◆ **TRY IT**
Keeping every line intact, repeat the data word for word.

◆ **WORKING DATA**
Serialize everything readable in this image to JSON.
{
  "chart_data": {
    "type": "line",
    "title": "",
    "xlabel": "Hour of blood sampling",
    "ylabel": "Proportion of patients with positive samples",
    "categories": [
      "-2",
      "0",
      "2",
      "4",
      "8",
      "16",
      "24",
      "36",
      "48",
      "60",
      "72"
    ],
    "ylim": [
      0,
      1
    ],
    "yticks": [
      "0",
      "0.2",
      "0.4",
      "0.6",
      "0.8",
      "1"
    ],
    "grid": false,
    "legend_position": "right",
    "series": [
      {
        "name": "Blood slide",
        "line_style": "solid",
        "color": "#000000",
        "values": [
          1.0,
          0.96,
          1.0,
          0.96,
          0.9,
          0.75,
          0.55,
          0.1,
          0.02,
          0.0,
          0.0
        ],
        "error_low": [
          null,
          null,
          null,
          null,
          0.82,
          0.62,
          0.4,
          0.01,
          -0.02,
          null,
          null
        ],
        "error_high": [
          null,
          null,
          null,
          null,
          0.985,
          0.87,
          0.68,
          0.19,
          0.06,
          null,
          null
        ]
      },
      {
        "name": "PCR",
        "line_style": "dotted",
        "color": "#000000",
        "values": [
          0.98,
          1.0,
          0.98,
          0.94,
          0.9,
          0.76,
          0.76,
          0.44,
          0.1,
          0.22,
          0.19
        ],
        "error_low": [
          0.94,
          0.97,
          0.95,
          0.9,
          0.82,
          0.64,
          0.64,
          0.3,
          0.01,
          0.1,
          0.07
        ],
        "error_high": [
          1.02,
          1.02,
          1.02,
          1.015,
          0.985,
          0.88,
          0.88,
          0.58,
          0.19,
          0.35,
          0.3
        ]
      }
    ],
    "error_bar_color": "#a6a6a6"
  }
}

◆ **COMPLETED TASK**
Serialize everything readable in this image to JSON.
{
  "chart_data": {
    "type": "line",
    "title": "",
    "xlabel": "Hour of blood sampling",
    "ylabel": "Proportion of patients with positive samples",
    "categories": [
      "-2",
      "0",
      "2",
      "4",
      "8",
      "16",
      "24",
      "36",
      "48",
      "60",
      "72"
    ],
    "ylim": [
      0,
      1
    ],
    "yticks": [
      "0",
      "0.2",
      "0.4",
      "0.6",
      "0.8",
      "1"
    ],
    "grid": false,
    "legend_position": "right",
    "series": [
      {
        "name": "Blood slide",
        "line_style": "solid",
        "color": "#000000",
        "values": [
          1.0,
          0.96,
          1.0,
          0.96,
          0.9,
          0.75,
          0.55,
          0.1,
          0.02,
          0.0,
          0.0
        ],
        "error_low": [
          null,
          null,
          null,
          null,
          0.82,
          0.62,
          0.4,
          0.01,
          -0.02,
          null,
          null
        ],
        "error_high": [
          null,
          null,
          null,
          null,
          0.985,
          0.87,
          0.68,
          0.19,
          0.06,
          null,
          null
        ]
      },
      {
        "name": "PCR",
        "line_style": "dotted",
        "color": "#000000",
        "values": [
          0.98,
          1.0,
          0.98,
          0.94,
          0.9,
          0.76,
          0.76,
          0.44,
          0.1,
          0.22,
          0.19
        ],
        "error_low": [
          0.94,
          0.97,
          0.95,
          0.9,
          0.82,
          0.64,
          0.64,
          0.3,
          0.01,
          0.1,
          0.07
        ],
        "error_high": [
          1.02,
          1.02,
          1.02,
          1.015,
          0.985,
          0.88,
          0.88,
          0.58,
          0.19,
          0.35,
          0.3
        ]
      }
    ],
    "error_bar_color": "#a6a6a6"
  }
}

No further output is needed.